Text section:
........
## Main Notebook -> For Running Alignment (Stage-1 Training)

This notebook is used for alignment training of the models

In [1]:
%load_ext autoreload
%autoreload 2

### Step-1: - Load the Encoded Dataset -> For Alignment

In [2]:
import json
import torch
from torch.utils.data import Dataset
from pathlib import Path

#### Step-1: - Load the Pixmo-Cap Dataset

In [3]:
import json
import torch
from torch.utils.data import Dataset
from pathlib import Path

class PixmoFeatureDataset(Dataset):
    """
    Loads the pre-extracted image features.
    It also fixes old paths like 'data/pixmo/...' -> 'data/data/pixmo/...'
    """
    def __init__(self, index_file: str | Path):
        index_file = Path(index_file)
        with open(index_file, "r") as f:
            self.index = json.load(f)

        # Base dir where your index lives (e.g. ./data/data/pixmo)
        self.base_dir = index_file.parent

    def _fix_path(self, raw_path: str) -> Path:
        p = Path(raw_path)

        # If it's already absolute and exists, just return
        if p.is_absolute() and p.exists():
            return p

        # Common case: path stored as "data/pixmo/features/xxx.pt"
        # but actual is "data/data/pixmo/features/xxx.pt"
        s = str(p)

        if "data/pixmo" in s and not p.exists():
            s = s.replace("data/pixmo", "data/data/pixmo")
            p2 = Path(s)
            if p2.exists():
                return p2

        # Otherwise, try resolving relative to the index directory
        p3 = (self.base_dir / p.name)  # fallback: same dir, same filename
        if p3.exists():
            return p3

        # Last resort: just return the original; will raise if missing
        return p

    def __len__(self):
        return len(self.index)

    def __getitem__(self, idx):
        meta = self.index[idx]
        raw_path = meta["file"]
        file_path = self._fix_path(raw_path)

        blob = torch.load(file_path)

        return {
            "features": blob["features"],          # (num_patches, feat_dim)
            "caption": blob["caption"],            # raw caption text
            "num_patches": meta["num_patches"],
            "orig_idx": meta["orig_idx"],
        }


In [4]:
pixmo_train_ds = PixmoFeatureDataset("./data/data/pixmo/train_index.json")
pixmo_val_ds   = PixmoFeatureDataset("./data/data/pixmo/val_index.json")

print("PixMo train:", len(pixmo_train_ds))
........
Supplied data:
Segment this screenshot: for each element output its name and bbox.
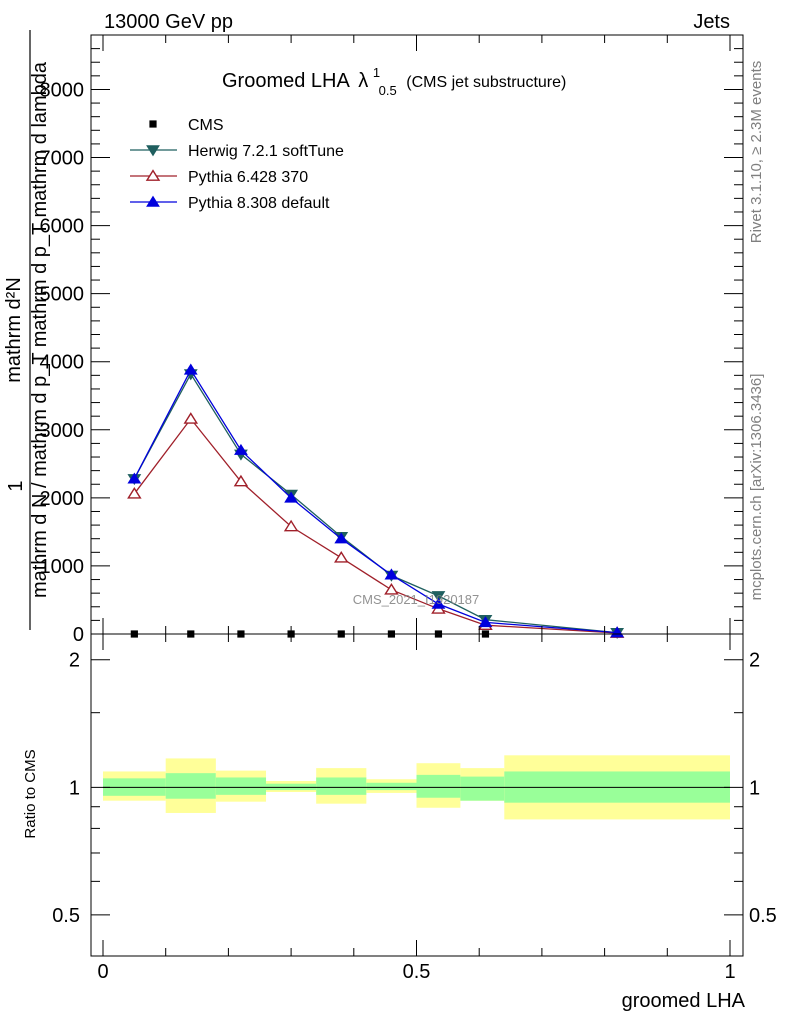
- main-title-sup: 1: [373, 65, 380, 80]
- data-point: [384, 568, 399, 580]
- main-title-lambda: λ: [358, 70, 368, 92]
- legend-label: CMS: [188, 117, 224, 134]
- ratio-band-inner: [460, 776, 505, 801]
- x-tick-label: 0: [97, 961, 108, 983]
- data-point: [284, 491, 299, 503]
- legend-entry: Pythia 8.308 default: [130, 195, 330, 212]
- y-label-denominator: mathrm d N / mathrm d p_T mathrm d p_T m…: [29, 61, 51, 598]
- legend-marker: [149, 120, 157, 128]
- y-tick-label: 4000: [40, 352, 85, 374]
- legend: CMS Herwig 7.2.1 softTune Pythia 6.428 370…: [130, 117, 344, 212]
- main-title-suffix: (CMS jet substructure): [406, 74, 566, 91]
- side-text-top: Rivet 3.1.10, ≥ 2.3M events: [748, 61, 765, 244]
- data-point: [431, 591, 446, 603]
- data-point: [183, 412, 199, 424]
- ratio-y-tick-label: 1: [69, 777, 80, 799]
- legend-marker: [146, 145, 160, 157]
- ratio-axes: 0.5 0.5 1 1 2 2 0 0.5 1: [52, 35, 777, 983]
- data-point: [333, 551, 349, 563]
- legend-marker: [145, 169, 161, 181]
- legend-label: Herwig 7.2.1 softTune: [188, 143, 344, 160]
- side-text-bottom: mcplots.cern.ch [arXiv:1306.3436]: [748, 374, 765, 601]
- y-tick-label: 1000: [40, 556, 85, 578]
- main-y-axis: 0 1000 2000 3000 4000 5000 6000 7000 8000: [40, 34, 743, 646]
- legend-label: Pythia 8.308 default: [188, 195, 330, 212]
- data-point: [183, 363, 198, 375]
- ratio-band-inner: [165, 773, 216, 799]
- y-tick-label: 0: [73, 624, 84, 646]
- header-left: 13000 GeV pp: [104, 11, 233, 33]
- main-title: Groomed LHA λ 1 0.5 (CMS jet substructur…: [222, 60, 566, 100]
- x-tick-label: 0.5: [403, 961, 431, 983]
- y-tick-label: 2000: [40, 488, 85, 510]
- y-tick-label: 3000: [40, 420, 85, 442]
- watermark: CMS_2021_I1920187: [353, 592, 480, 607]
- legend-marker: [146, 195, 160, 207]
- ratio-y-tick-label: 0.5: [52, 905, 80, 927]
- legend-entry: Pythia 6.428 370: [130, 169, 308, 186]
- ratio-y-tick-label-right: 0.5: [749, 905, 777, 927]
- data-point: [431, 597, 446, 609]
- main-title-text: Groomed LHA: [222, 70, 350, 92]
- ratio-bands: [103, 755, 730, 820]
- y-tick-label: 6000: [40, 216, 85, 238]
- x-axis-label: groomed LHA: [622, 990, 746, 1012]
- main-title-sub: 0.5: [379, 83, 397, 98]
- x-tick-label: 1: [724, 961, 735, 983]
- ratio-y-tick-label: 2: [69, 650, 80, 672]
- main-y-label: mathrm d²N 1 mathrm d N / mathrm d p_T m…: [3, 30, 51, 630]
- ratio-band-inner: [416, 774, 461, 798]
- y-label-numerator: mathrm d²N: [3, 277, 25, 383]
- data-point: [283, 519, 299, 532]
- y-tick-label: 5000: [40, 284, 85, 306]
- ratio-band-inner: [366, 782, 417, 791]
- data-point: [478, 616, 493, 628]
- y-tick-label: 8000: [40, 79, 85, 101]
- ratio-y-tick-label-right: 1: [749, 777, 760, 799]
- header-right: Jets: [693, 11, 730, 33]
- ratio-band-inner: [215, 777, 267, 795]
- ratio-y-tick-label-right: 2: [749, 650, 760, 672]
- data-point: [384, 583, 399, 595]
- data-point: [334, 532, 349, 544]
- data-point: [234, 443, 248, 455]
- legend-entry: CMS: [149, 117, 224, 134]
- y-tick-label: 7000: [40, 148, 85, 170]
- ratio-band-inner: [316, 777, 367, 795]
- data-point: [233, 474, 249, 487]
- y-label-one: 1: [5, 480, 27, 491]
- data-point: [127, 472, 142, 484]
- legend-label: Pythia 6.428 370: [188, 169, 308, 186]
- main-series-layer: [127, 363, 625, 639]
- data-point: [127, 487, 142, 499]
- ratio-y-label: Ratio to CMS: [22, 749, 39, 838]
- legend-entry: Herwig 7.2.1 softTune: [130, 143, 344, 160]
........
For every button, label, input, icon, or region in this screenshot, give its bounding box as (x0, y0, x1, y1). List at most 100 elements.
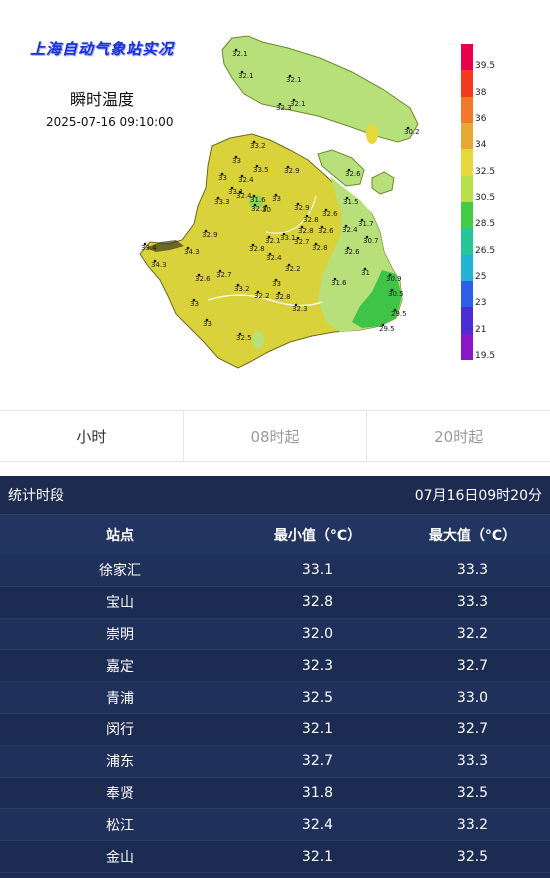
........
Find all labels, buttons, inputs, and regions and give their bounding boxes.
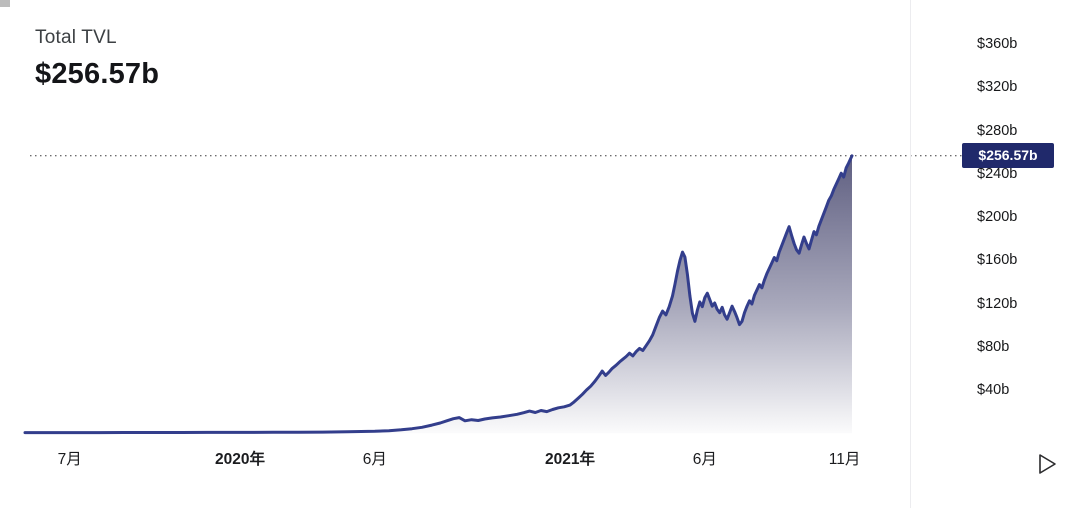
........
Parts of the exercise:
a: For each statement, answer yes or no about the alignment notebook, and quote the exact words of the notebook that decide it. (i) The dataset class loads image features that were extracted beforehand. (ii) When a stored path cannot be found, one fallback looks for a file with the same name in the directory of the index file. (iii) The validation dataset is built from the file train_index.json.
b: Pick up the alignment notebook after its last line and continue its code from there.
The data above is not needed for this work.

Solved tasks:
a:
(i) Yes: "Loads the pre-extracted image features."
(ii) Yes: "fallback: same dir, same filename"
(iii) No: "pixmo_val_ds   = PixmoFeatureDataset("./data/data/pixmo/val_index.json")"

b:
print("PixMo val:", len(pixmo_val_ds))


PixMo train: 26366
PixMo val: 4376


In [5]:
# Inspect one example
ex = pixmo_train_ds[0]
print(ex["features"].shape, ex["caption"][:80])

torch.Size([256, 1536]) The image depicts a pixelated, retro-style space shooter game set against a nigh


#### Step-2: - Load the Audio Dataset

In [6]:
import json
import torch
from torch.utils.data import Dataset
from pathlib import Path

class LibriSpeechFeatureDataset(Dataset):
    """
    Loads pre-extracted Whisper features.
    Fixes broken paths like 'data/librispeech/...' -> 'data/data/librispeech/...'
    just like PixmoFeatureDataset does.
    """

    def __init__(self, index_file: str | Path):
        index_file = Path(index_file)
        with open(index_file, "r") as f:
            self.index = json.load(f)

        # Base directory where index.json lives
        self.base_dir = index_file.parent

    def _fix_path(self, raw_path: str) -> Path:
        """
        Try multiple strategies to fix incorrect dataset paths.
        1. Use raw path if absolute + exists
        2. Fix common 'data/librispeech' → 'data/data/librispeech'
        3. Try rewriting relative to index dir
        """
        p = Path(raw_path)

        # 1. If fully absolute and exists → OK
        if p.is_absolute() and p.exists():
            return p

        s = str(p)

        # 2. Common mismatch:
        #    raw: "data/librispeech/features/train_feat_123.pt"
        #    actual: "data/data/librispeech/features/train_feat_123.pt"
        if "data/librispeech" in s and not p.exists():
            s2 = s.replace("data/librispeech", "data/data/librispeech")
            p2 = Path(s2)
            if p2.exists():
                return p2

        # 3. Fallback: resolve relative to the index directory
        #    (useful if someone moved the index folder)
        p3 = self.base_dir / p.name
        if p3.exists():
            return p3

        # ❌ Last fallback → just return original (torch.load will raise)
        return p

    def __len__(self):
        return len(self.index)

    def __getitem__(self, idx):
        meta = self.index[idx]

        raw_path = meta["file"]
        file_path = self._fix_path(raw_path)

        blob = torch.load(file_path)

        return {
            "features": blob["features"],      # (T_enc, d_audio)
            "text": blob["text"],
            "duration": blob["duration"],
            "sampling_rate": blob["sampling_rate"],
            "orig_idx": blob["orig_idx"],
        }


In [7]:
audio_train_ds = LibriSpeechFeatureDataset("./data/data/librispeech/train_index.json")

print("Loaded LibriSpeech feature dataset:", len(audio_train_ds))

ex = audio_train_ds[0]
print(ex["features"].shape, ex["text"][:100])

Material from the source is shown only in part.